» **To be done**
Using the data beneath, show every line that includes the word "type".
-- Provided material start --
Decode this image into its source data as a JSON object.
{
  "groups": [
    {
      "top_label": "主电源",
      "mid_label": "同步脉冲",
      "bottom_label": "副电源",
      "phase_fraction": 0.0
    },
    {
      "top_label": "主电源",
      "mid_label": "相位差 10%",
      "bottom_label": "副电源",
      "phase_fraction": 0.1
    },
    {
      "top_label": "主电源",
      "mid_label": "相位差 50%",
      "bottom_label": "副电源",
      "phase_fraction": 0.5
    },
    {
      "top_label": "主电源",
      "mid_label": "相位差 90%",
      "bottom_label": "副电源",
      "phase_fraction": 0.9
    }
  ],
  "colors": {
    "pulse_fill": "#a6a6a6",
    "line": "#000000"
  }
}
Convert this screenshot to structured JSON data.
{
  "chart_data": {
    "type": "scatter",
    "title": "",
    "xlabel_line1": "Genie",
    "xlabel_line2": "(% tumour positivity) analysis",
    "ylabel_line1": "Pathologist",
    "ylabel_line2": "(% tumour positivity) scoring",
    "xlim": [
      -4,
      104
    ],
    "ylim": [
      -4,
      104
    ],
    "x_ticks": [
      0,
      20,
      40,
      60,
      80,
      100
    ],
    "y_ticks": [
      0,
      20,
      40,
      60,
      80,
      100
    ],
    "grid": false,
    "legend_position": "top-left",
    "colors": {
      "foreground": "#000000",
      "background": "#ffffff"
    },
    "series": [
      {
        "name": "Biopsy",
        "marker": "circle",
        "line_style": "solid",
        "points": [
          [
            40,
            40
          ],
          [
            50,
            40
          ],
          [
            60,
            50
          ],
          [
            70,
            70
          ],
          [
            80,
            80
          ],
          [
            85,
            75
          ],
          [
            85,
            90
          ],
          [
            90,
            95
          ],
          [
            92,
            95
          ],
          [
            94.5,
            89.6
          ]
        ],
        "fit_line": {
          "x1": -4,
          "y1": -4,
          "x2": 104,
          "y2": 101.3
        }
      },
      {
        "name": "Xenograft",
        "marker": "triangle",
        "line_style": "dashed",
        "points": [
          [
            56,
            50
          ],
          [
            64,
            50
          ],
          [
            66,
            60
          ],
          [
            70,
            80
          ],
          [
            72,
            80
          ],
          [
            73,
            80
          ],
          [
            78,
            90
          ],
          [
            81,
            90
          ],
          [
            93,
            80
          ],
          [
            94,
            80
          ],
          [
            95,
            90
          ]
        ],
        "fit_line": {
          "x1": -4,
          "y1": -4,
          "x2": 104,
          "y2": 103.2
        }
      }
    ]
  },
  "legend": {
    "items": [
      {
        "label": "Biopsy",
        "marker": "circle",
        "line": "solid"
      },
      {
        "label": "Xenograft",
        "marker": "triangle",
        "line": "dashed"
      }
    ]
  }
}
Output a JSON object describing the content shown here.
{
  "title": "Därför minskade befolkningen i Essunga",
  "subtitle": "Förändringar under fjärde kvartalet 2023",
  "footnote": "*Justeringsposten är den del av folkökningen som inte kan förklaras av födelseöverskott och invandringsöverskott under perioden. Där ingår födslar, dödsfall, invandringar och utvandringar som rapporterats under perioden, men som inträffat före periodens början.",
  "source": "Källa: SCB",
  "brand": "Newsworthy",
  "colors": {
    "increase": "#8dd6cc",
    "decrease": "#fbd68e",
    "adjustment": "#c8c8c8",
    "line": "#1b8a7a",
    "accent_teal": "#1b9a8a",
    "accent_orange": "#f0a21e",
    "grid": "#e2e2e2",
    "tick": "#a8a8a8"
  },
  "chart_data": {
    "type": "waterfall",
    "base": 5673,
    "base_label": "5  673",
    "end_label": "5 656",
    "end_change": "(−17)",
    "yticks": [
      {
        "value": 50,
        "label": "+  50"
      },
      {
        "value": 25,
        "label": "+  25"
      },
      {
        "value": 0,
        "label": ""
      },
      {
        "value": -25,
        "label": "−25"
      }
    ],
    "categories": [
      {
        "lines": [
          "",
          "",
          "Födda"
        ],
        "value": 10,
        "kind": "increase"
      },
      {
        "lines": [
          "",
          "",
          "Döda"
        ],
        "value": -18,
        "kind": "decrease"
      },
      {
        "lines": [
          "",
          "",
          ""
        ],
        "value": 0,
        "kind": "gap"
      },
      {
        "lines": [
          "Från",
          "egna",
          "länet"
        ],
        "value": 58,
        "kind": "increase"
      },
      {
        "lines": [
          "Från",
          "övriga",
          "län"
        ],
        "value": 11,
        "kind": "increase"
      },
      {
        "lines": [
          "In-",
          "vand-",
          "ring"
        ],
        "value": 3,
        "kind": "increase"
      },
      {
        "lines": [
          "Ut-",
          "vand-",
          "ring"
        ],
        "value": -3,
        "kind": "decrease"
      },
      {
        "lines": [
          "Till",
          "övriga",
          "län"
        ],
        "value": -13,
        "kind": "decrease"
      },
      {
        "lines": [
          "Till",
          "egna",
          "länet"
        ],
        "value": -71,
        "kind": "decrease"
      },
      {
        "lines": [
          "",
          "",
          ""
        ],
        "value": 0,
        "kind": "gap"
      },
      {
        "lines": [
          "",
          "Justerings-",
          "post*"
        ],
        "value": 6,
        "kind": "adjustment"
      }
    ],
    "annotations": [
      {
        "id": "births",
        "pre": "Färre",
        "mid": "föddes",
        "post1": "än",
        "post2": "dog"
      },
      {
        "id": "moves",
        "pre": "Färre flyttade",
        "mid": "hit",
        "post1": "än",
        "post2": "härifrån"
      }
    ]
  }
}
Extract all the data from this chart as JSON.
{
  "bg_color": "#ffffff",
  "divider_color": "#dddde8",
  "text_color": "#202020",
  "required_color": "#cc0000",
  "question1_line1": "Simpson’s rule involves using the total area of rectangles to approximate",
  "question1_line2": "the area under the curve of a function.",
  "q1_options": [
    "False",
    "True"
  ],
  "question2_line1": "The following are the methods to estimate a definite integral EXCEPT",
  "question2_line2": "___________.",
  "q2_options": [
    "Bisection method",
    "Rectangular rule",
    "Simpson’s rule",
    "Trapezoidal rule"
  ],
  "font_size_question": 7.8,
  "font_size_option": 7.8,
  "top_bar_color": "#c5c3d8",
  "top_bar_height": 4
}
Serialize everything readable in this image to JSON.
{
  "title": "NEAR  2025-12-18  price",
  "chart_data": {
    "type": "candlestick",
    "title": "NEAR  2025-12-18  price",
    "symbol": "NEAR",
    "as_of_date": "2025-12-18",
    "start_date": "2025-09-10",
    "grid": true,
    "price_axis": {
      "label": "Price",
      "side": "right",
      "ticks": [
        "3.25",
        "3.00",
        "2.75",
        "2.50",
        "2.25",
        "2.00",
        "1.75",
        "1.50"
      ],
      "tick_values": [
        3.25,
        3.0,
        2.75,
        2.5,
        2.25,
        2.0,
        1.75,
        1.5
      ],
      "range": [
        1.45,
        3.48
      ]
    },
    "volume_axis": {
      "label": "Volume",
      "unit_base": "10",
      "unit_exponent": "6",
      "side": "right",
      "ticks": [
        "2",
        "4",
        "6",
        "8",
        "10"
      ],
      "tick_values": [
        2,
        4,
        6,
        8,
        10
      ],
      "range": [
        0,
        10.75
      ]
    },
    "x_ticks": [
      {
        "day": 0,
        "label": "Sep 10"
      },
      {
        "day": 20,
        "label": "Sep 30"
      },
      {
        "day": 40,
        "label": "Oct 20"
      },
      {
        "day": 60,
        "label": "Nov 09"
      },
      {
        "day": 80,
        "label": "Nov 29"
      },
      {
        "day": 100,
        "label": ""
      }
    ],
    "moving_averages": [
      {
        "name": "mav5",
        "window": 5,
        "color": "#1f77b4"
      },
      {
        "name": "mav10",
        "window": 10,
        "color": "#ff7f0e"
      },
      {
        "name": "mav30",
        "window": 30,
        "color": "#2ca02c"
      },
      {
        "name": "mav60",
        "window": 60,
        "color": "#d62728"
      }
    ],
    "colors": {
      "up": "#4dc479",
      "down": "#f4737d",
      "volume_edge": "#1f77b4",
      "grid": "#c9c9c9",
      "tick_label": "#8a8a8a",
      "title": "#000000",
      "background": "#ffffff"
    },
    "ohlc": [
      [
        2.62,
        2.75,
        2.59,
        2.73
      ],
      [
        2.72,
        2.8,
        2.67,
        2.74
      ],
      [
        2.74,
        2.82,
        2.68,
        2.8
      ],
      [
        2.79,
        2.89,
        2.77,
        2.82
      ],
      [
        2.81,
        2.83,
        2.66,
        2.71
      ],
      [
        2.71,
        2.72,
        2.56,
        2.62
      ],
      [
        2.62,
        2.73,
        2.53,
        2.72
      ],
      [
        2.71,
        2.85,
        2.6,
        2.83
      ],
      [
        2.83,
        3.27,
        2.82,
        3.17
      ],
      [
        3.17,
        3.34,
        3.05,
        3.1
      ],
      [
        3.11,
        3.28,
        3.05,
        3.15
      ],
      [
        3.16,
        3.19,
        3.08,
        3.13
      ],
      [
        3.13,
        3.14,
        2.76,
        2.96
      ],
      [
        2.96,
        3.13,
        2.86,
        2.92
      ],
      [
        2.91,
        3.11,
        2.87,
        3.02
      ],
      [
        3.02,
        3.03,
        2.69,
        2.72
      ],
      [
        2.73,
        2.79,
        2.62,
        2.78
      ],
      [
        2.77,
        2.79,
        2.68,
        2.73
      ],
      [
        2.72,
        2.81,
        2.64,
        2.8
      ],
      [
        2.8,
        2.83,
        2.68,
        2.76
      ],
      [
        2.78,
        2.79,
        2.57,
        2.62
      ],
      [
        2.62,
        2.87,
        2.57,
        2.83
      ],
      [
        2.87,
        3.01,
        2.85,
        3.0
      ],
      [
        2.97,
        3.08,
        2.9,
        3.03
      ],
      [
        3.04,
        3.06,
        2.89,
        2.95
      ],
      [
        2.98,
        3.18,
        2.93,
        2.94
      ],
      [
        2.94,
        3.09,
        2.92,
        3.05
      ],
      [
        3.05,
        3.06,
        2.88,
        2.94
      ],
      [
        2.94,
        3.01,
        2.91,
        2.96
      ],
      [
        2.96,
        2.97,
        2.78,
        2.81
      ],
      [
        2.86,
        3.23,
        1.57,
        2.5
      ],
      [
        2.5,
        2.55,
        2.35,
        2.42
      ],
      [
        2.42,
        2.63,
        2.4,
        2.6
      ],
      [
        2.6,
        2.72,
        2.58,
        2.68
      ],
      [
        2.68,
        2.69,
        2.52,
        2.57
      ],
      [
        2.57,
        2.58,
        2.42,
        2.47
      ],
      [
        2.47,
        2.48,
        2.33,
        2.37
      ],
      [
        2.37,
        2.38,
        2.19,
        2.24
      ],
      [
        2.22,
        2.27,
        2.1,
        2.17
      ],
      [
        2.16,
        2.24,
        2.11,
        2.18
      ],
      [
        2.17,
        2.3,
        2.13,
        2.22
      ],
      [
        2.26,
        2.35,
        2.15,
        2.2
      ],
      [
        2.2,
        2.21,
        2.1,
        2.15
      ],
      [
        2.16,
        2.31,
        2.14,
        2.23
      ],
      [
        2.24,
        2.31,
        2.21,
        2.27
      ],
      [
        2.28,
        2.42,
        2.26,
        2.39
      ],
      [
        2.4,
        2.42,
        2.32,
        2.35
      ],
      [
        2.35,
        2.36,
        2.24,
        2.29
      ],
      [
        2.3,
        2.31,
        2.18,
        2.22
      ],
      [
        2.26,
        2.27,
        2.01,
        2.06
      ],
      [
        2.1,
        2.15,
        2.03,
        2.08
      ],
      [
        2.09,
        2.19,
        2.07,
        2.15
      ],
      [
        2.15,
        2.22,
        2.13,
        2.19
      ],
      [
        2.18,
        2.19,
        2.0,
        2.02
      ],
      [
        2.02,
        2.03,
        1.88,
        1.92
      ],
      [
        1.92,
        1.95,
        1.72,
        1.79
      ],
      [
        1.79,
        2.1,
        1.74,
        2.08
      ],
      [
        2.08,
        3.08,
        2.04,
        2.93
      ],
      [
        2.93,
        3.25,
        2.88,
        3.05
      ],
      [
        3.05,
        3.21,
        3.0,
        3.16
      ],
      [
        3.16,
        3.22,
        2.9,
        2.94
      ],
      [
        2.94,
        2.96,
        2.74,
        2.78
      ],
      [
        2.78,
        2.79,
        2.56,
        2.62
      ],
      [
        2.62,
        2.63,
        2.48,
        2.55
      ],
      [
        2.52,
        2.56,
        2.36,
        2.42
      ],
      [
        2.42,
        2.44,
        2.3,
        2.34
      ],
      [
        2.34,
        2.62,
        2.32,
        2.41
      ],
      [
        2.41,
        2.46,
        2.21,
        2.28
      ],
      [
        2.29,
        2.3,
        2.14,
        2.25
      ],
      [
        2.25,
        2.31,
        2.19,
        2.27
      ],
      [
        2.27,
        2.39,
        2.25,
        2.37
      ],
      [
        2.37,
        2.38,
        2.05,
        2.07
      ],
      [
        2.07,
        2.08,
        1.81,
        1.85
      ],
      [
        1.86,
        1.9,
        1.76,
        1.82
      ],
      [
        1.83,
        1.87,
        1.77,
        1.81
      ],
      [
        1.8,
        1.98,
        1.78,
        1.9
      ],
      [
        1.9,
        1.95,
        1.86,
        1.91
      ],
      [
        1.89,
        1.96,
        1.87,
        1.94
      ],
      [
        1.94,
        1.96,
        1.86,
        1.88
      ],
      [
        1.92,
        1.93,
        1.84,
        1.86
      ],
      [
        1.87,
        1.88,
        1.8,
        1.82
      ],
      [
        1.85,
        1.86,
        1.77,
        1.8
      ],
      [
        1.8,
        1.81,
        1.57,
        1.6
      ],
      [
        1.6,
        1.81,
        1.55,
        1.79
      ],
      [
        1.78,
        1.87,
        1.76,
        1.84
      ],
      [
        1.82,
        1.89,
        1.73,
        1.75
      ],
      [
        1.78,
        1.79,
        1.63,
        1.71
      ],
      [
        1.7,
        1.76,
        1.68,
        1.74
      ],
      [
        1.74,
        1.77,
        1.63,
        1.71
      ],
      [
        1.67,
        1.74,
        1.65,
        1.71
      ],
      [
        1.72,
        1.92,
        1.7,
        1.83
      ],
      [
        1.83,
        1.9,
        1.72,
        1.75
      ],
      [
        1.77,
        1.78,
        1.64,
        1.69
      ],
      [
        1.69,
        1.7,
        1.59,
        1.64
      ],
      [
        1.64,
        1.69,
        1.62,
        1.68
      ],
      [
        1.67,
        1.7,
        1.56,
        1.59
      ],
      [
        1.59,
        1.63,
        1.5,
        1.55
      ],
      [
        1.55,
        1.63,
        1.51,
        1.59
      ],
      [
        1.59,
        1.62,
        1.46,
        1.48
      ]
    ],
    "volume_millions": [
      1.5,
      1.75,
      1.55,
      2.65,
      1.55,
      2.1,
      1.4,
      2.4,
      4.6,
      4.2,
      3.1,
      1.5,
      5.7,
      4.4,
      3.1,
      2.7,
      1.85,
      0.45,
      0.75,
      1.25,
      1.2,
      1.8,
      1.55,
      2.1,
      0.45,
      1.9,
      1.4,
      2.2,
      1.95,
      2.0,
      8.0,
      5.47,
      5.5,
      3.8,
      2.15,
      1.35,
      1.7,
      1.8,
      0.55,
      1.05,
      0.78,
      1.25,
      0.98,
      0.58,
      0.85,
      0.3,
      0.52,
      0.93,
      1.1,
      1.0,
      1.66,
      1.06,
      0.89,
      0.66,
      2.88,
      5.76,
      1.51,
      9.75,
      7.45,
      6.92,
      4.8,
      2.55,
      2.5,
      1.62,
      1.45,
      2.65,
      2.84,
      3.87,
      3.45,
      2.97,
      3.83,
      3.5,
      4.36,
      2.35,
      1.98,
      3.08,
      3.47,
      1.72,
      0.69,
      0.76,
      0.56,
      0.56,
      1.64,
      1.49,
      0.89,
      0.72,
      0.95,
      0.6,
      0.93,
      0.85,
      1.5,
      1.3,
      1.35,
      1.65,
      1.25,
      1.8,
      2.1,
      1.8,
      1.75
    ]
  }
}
-- Provided material end --
» **Response to this exercise**
    "type": "scatter",
    "type": "waterfall",
    "type": "candlestick",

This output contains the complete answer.